[START INPUT ROWS]

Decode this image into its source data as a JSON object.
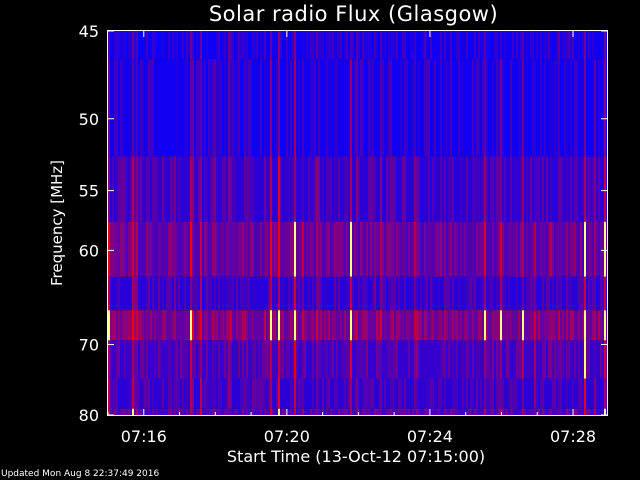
{
  "chart_data": {
    "type": "heatmap",
    "title": "Solar radio Flux (Glasgow)",
    "ylabel": "Frequency [MHz]",
    "xlabel": "Start Time (13-Oct-12 07:15:00)",
    "x_ticks": [
      "07:16",
      "07:20",
      "07:24",
      "07:28"
    ],
    "x_tick_minutes": [
      1,
      5,
      9,
      13
    ],
    "xlim_minutes": [
      0,
      13.95
    ],
    "y_ticks": [
      45,
      50,
      55,
      60,
      70,
      80
    ],
    "y_scale": "reciprocal",
    "ylim": [
      45,
      80
    ],
    "frequency_bands_mhz": [
      {
        "from": 45,
        "to": 46.5,
        "level": 0.1
      },
      {
        "from": 46.5,
        "to": 52.5,
        "level": 0.12
      },
      {
        "from": 52.5,
        "to": 57.5,
        "level": 0.3
      },
      {
        "from": 57.5,
        "to": 62.5,
        "level": 0.55
      },
      {
        "from": 62.5,
        "to": 66.0,
        "level": 0.28
      },
      {
        "from": 66.0,
        "to": 69.5,
        "level": 0.7
      },
      {
        "from": 69.5,
        "to": 74.5,
        "level": 0.38
      },
      {
        "from": 74.5,
        "to": 79.0,
        "level": 0.3
      },
      {
        "from": 79.0,
        "to": 80,
        "level": 0.45
      }
    ],
    "colors": {
      "low": "#0000ff",
      "mid": "#7f0060",
      "high": "#ff0000",
      "peak": "#ffff80",
      "axes": "#ffffff",
      "background": "#000000"
    },
    "grid": false
  },
  "footer": {
    "updated": "Updated Mon Aug  8 22:37:49 2016"
  }
}
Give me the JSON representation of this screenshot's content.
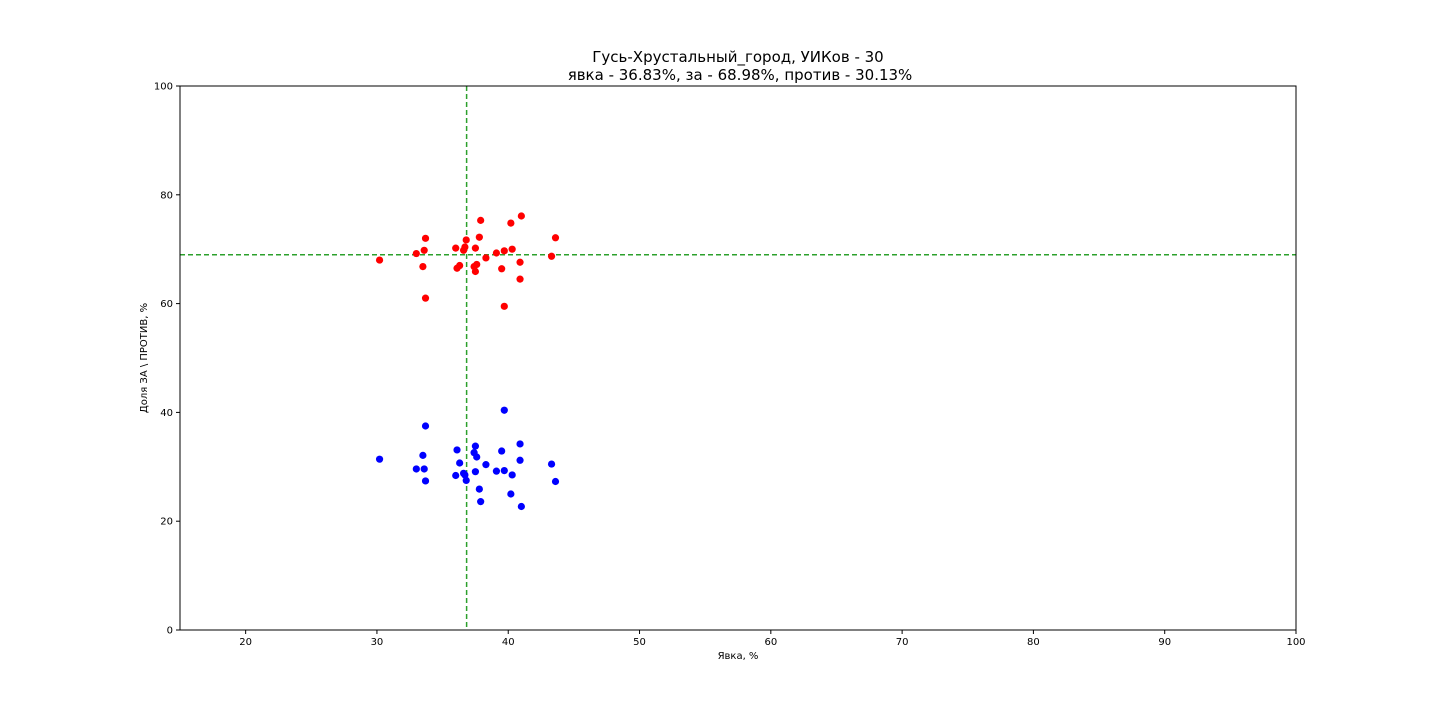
{
  "chart_data": {
    "type": "scatter",
    "title": "Гусь-Хрустальный_город, УИКов - 30",
    "subtitle": "явка - 36.83%, за - 68.98%, против - 30.13%",
    "xlabel": "Явка, %",
    "ylabel": "Доля ЗА \\ ПРОТИВ, %",
    "xlim": [
      15,
      100
    ],
    "ylim": [
      0,
      100
    ],
    "xticks": [
      20,
      30,
      40,
      50,
      60,
      70,
      80,
      90,
      100
    ],
    "yticks": [
      0,
      20,
      40,
      60,
      80,
      100
    ],
    "grid": false,
    "reference_lines": {
      "vertical_x": 36.83,
      "horizontal_y": 68.98,
      "color": "#2ca02c",
      "style": "dashed"
    },
    "series": [
      {
        "color": "#ff0000",
        "points": [
          [
            30.2,
            68.0
          ],
          [
            33.0,
            69.2
          ],
          [
            33.5,
            66.8
          ],
          [
            33.6,
            69.8
          ],
          [
            33.7,
            72.0
          ],
          [
            33.7,
            61.0
          ],
          [
            36.0,
            70.2
          ],
          [
            36.1,
            66.5
          ],
          [
            36.3,
            67.0
          ],
          [
            36.6,
            69.8
          ],
          [
            36.7,
            70.4
          ],
          [
            36.8,
            71.7
          ],
          [
            37.4,
            66.8
          ],
          [
            37.5,
            65.9
          ],
          [
            37.5,
            70.2
          ],
          [
            37.6,
            67.2
          ],
          [
            37.8,
            72.2
          ],
          [
            37.9,
            75.3
          ],
          [
            38.3,
            68.4
          ],
          [
            39.1,
            69.3
          ],
          [
            39.5,
            66.4
          ],
          [
            39.7,
            69.7
          ],
          [
            39.7,
            59.5
          ],
          [
            40.2,
            74.8
          ],
          [
            40.3,
            70.0
          ],
          [
            40.9,
            67.6
          ],
          [
            40.9,
            64.5
          ],
          [
            41.0,
            76.1
          ],
          [
            43.3,
            68.7
          ],
          [
            43.6,
            72.1
          ]
        ]
      },
      {
        "color": "#0000ff",
        "points": [
          [
            30.2,
            31.4
          ],
          [
            33.0,
            29.6
          ],
          [
            33.5,
            32.1
          ],
          [
            33.6,
            29.6
          ],
          [
            33.7,
            27.4
          ],
          [
            33.7,
            37.5
          ],
          [
            36.0,
            28.4
          ],
          [
            36.1,
            33.1
          ],
          [
            36.3,
            30.7
          ],
          [
            36.6,
            28.8
          ],
          [
            36.7,
            28.5
          ],
          [
            36.8,
            27.5
          ],
          [
            37.4,
            32.6
          ],
          [
            37.5,
            33.8
          ],
          [
            37.5,
            29.1
          ],
          [
            37.6,
            31.8
          ],
          [
            37.8,
            25.9
          ],
          [
            37.9,
            23.6
          ],
          [
            38.3,
            30.4
          ],
          [
            39.1,
            29.2
          ],
          [
            39.5,
            32.9
          ],
          [
            39.7,
            29.3
          ],
          [
            39.7,
            40.4
          ],
          [
            40.2,
            25.0
          ],
          [
            40.3,
            28.5
          ],
          [
            40.9,
            31.2
          ],
          [
            40.9,
            34.2
          ],
          [
            41.0,
            22.7
          ],
          [
            43.3,
            30.5
          ],
          [
            43.6,
            27.3
          ]
        ]
      }
    ]
  }
}
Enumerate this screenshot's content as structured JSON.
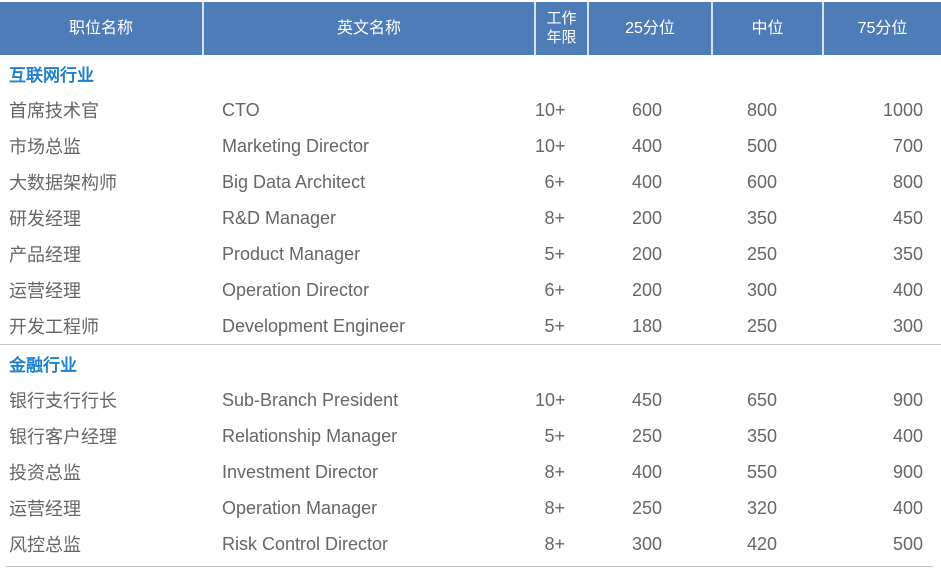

[END INPUT ROWS]

--- EXERCISE DIRECTIONS ---
Produce an exact copy of each line of data, skipping embedded images.

--- EXERCISE OUTPUT ---
Decode this image into its source data as a JSON object.
{
  "chart_data": {
    "type": "heatmap",
    "title": "Solar radio Flux (Glasgow)",
    "ylabel": "Frequency [MHz]",
    "xlabel": "Start Time (13-Oct-12 07:15:00)",
    "x_ticks": [
      "07:16",
      "07:20",
      "07:24",
      "07:28"
    ],
    "x_tick_minutes": [
      1,
      5,
      9,
      13
    ],
    "xlim_minutes": [
      0,
      13.95
    ],
    "y_ticks": [
      45,
      50,
      55,
      60,
      70,
      80
    ],
    "y_scale": "reciprocal",
    "ylim": [
      45,
      80
    ],
    "frequency_bands_mhz": [
      {
        "from": 45,
        "to": 46.5,
        "level": 0.1
      },
      {
        "from": 46.5,
        "to": 52.5,
        "level": 0.12
      },
      {
        "from": 52.5,
        "to": 57.5,
        "level": 0.3
      },
      {
        "from": 57.5,
        "to": 62.5,
        "level": 0.55
      },
      {
        "from": 62.5,
        "to": 66.0,
        "level": 0.28
      },
      {
        "from": 66.0,
        "to": 69.5,
        "level": 0.7
      },
      {
        "from": 69.5,
        "to": 74.5,
        "level": 0.38
      },
      {
        "from": 74.5,
        "to": 79.0,
        "level": 0.3
      },
      {
        "from": 79.0,
        "to": 80,
        "level": 0.45
      }
    ],
    "colors": {
      "low": "#0000ff",
      "mid": "#7f0060",
      "high": "#ff0000",
      "peak": "#ffff80",
      "axes": "#ffffff",
      "background": "#000000"
    },
    "grid": false
  },
  "footer": {
    "updated": "Updated Mon Aug  8 22:37:49 2016"
  }
}
Give me the JSON representation of this screenshot's content.
{
  "chart_data": {
    "type": "scatter",
    "title": "Гусь-Хрустальный_город, УИКов - 30",
    "subtitle": "явка - 36.83%, за - 68.98%, против - 30.13%",
    "xlabel": "Явка, %",
    "ylabel": "Доля ЗА \\ ПРОТИВ, %",
    "xlim": [
      15,
      100
    ],
    "ylim": [
      0,
      100
    ],
    "xticks": [
      20,
      30,
      40,
      50,
      60,
      70,
      80,
      90,
      100
    ],
    "yticks": [
      0,
      20,
      40,
      60,
      80,
      100
    ],
    "grid": false,
    "reference_lines": {
      "vertical_x": 36.83,
      "horizontal_y": 68.98,
      "color": "#2ca02c",
      "style": "dashed"
    },
    "series": [
      {
        "color": "#ff0000",
        "points": [
          [
            30.2,
            68.0
          ],
          [
            33.0,
            69.2
          ],
          [
            33.5,
            66.8
          ],
          [
            33.6,
            69.8
          ],
          [
            33.7,
            72.0
          ],
          [
            33.7,
            61.0
          ],
          [
            36.0,
            70.2
          ],
          [
            36.1,
            66.5
          ],
          [
            36.3,
            67.0
          ],
          [
            36.6,
            69.8
          ],
          [
            36.7,
            70.4
          ],
          [
            36.8,
            71.7
          ],
          [
            37.4,
            66.8
          ],
          [
            37.5,
            65.9
          ],
          [
            37.5,
            70.2
          ],
          [
            37.6,
            67.2
          ],
          [
            37.8,
            72.2
          ],
          [
            37.9,
            75.3
          ],
          [
            38.3,
            68.4
          ],
          [
            39.1,
            69.3
          ],
          [
            39.5,
            66.4
          ],
          [
            39.7,
            69.7
          ],
          [
            39.7,
            59.5
          ],
          [
            40.2,
            74.8
          ],
          [
            40.3,
            70.0
          ],
          [
            40.9,
            67.6
          ],
          [
            40.9,
            64.5
          ],
          [
            41.0,
            76.1
          ],
          [
            43.3,
            68.7
          ],
          [
            43.6,
            72.1
          ]
        ]
      },
      {
        "color": "#0000ff",
        "points": [
          [
            30.2,
            31.4
          ],
          [
            33.0,
            29.6
          ],
          [
            33.5,
            32.1
          ],
          [
            33.6,
            29.6
          ],
          [
            33.7,
            27.4
          ],
          [
            33.7,
            37.5
          ],
          [
            36.0,
            28.4
          ],
          [
            36.1,
            33.1
          ],
          [
            36.3,
            30.7
          ],
          [
            36.6,
            28.8
          ],
          [
            36.7,
            28.5
          ],
          [
            36.8,
            27.5
          ],
          [
            37.4,
            32.6
          ],
          [
            37.5,
            33.8
          ],
          [
            37.5,
            29.1
          ],
          [
            37.6,
            31.8
          ],
          [
            37.8,
            25.9
          ],
          [
            37.9,
            23.6
          ],
          [
            38.3,
            30.4
          ],
          [
            39.1,
            29.2
          ],
          [
            39.5,
            32.9
          ],
          [
            39.7,
            29.3
          ],
          [
            39.7,
            40.4
          ],
          [
            40.2,
            25.0
          ],
          [
            40.3,
            28.5
          ],
          [
            40.9,
            31.2
          ],
          [
            40.9,
            34.2
          ],
          [
            41.0,
            22.7
          ],
          [
            43.3,
            30.5
          ],
          [
            43.6,
            27.3
          ]
        ]
      }
    ]
  }
}
Enumerate this screenshot's content as structured JSON.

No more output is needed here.